Collection entries:
========

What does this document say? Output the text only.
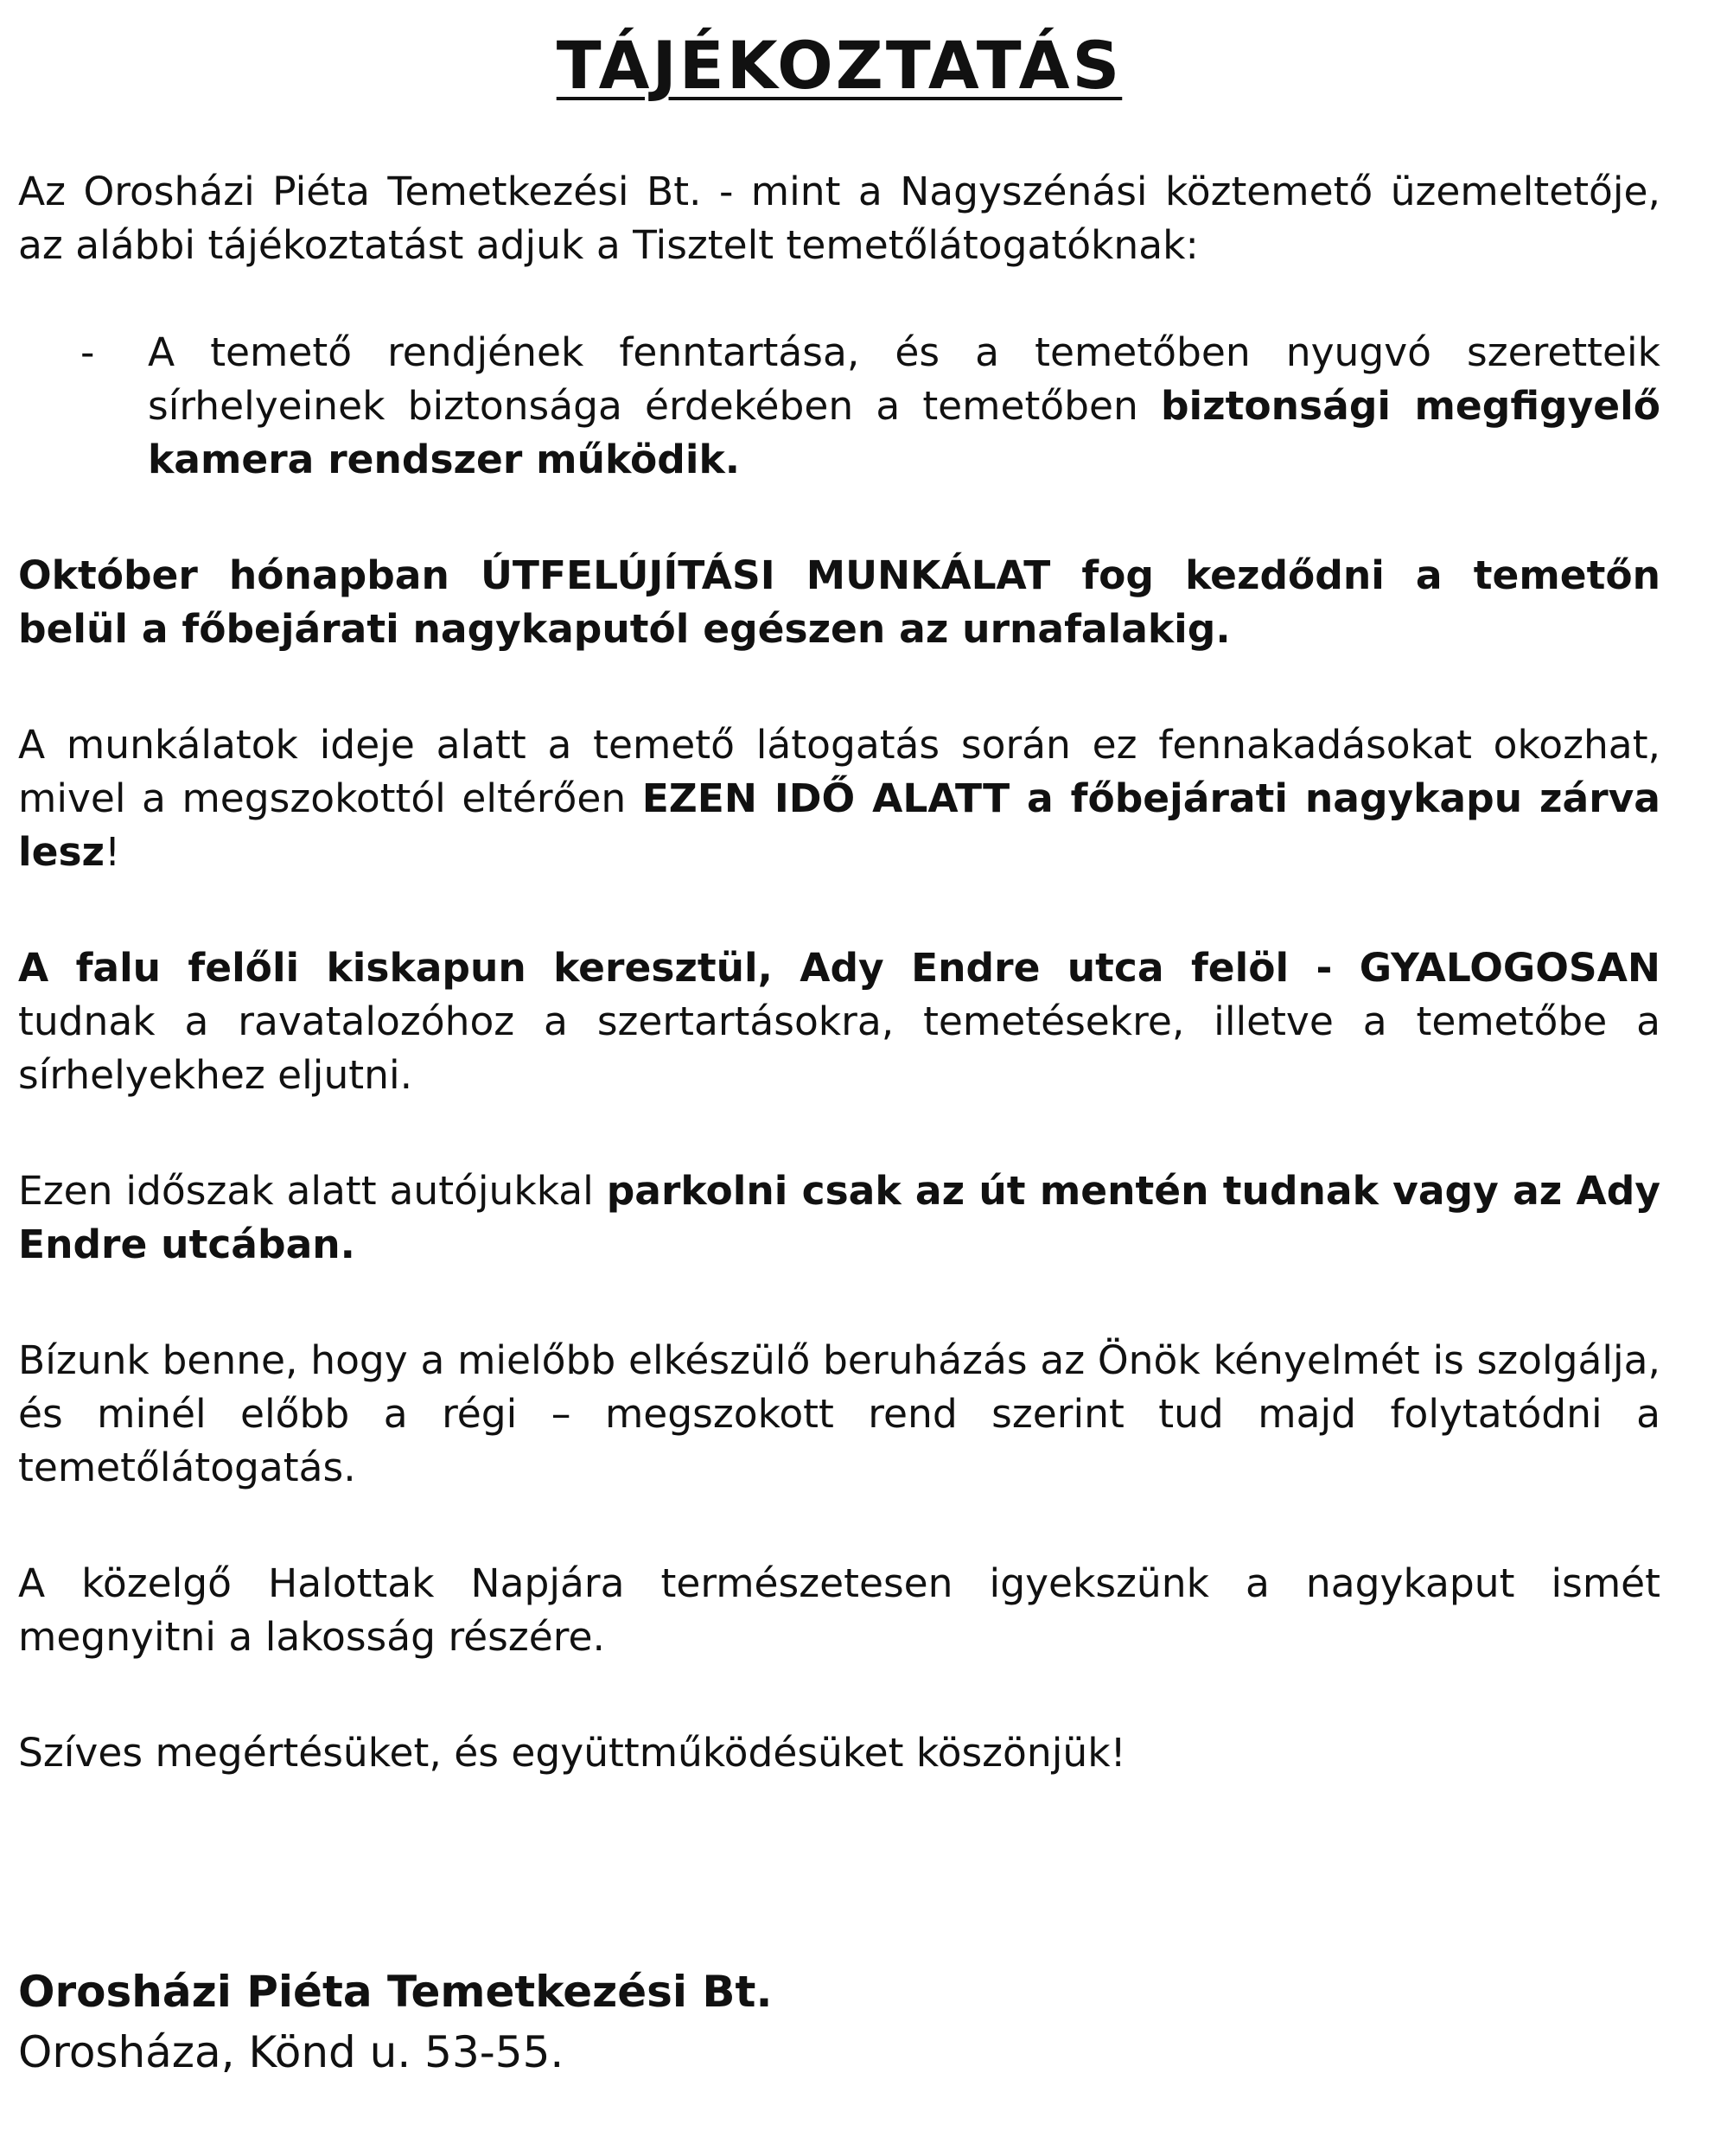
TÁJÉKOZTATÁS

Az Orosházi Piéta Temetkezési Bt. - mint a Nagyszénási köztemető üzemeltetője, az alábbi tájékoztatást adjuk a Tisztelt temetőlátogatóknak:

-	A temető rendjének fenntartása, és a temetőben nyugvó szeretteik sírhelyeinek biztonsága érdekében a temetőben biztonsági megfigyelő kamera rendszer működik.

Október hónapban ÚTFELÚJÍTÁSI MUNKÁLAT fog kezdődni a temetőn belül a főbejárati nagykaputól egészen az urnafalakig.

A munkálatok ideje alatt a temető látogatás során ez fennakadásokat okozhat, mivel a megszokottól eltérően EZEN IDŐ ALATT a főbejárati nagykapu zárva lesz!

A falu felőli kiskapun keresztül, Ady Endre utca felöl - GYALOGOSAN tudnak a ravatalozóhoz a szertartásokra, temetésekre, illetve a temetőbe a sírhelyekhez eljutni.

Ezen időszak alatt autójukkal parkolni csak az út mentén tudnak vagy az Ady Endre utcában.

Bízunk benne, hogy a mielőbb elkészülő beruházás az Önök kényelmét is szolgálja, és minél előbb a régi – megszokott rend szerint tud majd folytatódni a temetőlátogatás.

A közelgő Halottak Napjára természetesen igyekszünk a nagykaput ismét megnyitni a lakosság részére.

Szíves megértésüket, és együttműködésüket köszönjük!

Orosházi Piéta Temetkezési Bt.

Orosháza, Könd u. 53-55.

========

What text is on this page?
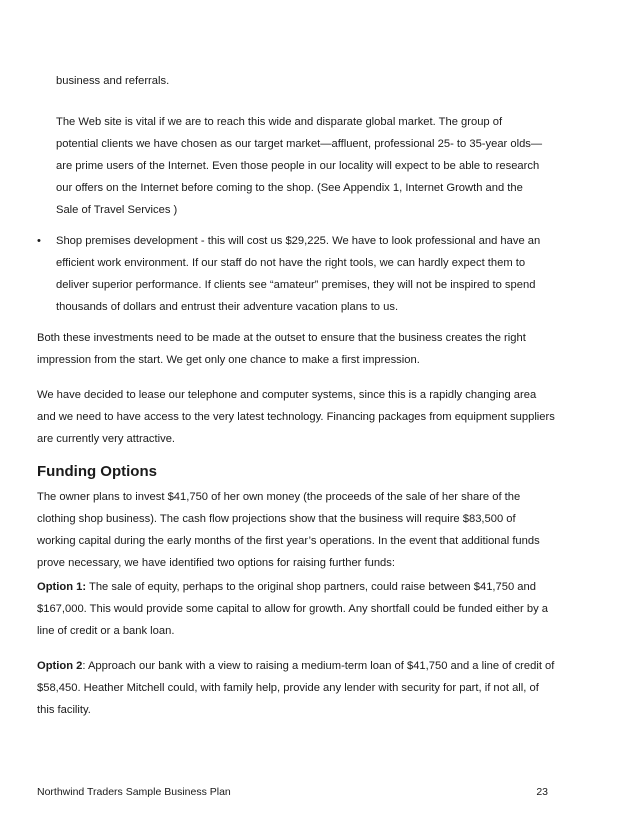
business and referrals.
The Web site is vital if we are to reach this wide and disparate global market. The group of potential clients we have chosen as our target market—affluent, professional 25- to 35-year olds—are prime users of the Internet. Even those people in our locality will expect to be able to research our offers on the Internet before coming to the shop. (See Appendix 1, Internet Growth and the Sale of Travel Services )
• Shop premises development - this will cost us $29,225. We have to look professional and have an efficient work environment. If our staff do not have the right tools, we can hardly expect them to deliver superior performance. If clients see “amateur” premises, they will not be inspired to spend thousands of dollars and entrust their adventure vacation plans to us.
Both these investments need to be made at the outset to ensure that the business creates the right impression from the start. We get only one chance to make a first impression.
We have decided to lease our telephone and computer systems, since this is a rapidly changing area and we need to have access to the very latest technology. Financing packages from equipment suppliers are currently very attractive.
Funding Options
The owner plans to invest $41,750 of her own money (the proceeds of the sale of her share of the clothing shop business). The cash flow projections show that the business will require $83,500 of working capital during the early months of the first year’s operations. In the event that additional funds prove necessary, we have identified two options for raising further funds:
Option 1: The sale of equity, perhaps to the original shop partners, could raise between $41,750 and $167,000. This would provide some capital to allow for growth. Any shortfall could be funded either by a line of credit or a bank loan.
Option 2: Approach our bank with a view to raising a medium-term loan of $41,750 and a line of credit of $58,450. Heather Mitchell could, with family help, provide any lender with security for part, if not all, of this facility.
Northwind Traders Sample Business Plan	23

========

Which lines hold the word "only"? Copy all of them.

What does this document say? Output the text only.
Both these investments need to be made at the outset to ensure that the business creates the right impression from the start. We get only one chance to make a first impression.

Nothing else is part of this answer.